Short problem: Identify every line in the records below that contains the word "label", and copy each of those lines.

Data for this exercise:
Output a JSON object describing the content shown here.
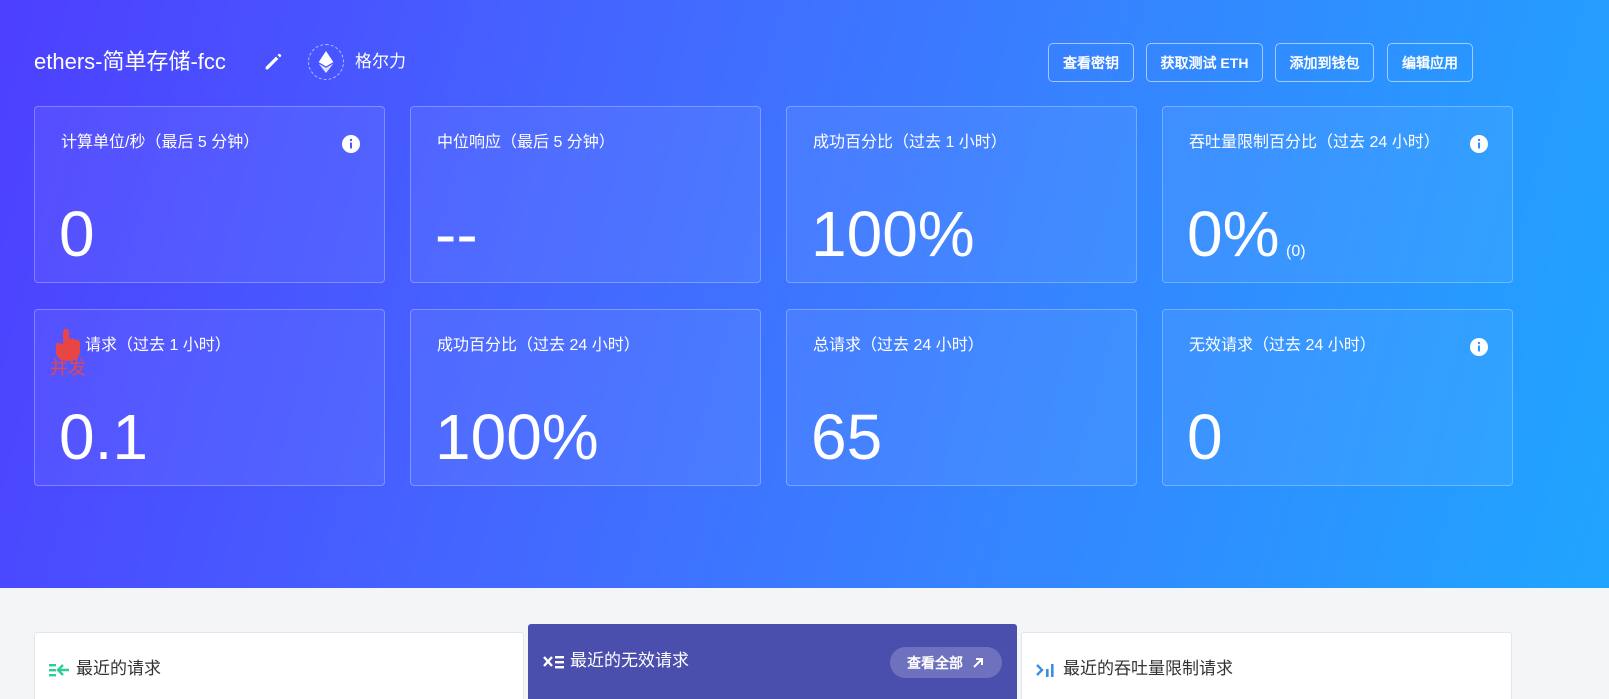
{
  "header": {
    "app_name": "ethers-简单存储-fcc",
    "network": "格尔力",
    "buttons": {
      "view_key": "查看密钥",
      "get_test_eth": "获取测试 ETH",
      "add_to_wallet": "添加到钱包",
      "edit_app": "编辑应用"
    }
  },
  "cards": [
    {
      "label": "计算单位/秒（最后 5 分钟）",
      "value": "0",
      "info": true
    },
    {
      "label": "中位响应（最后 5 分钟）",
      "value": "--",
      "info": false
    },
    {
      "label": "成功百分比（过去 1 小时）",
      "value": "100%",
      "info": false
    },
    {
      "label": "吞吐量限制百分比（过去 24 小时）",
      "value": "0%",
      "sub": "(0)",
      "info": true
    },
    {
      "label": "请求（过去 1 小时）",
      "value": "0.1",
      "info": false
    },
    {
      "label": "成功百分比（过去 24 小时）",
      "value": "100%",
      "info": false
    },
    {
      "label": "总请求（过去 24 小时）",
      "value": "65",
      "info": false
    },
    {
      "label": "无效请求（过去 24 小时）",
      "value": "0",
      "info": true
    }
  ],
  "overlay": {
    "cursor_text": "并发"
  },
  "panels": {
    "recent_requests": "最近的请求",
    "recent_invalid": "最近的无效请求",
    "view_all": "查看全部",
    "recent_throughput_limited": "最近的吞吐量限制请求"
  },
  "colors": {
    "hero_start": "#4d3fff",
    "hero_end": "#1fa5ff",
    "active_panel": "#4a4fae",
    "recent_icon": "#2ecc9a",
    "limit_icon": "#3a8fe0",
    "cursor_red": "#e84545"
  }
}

The response:
      "label": "计算单位/秒（最后 5 分钟）",
      "label": "中位响应（最后 5 分钟）",
      "label": "成功百分比（过去 1 小时）",
      "label": "吞吐量限制百分比（过去 24 小时）",
      "label": "请求（过去 1 小时）",
      "label": "成功百分比（过去 24 小时）",
      "label": "总请求（过去 24 小时）",
      "label": "无效请求（过去 24 小时）",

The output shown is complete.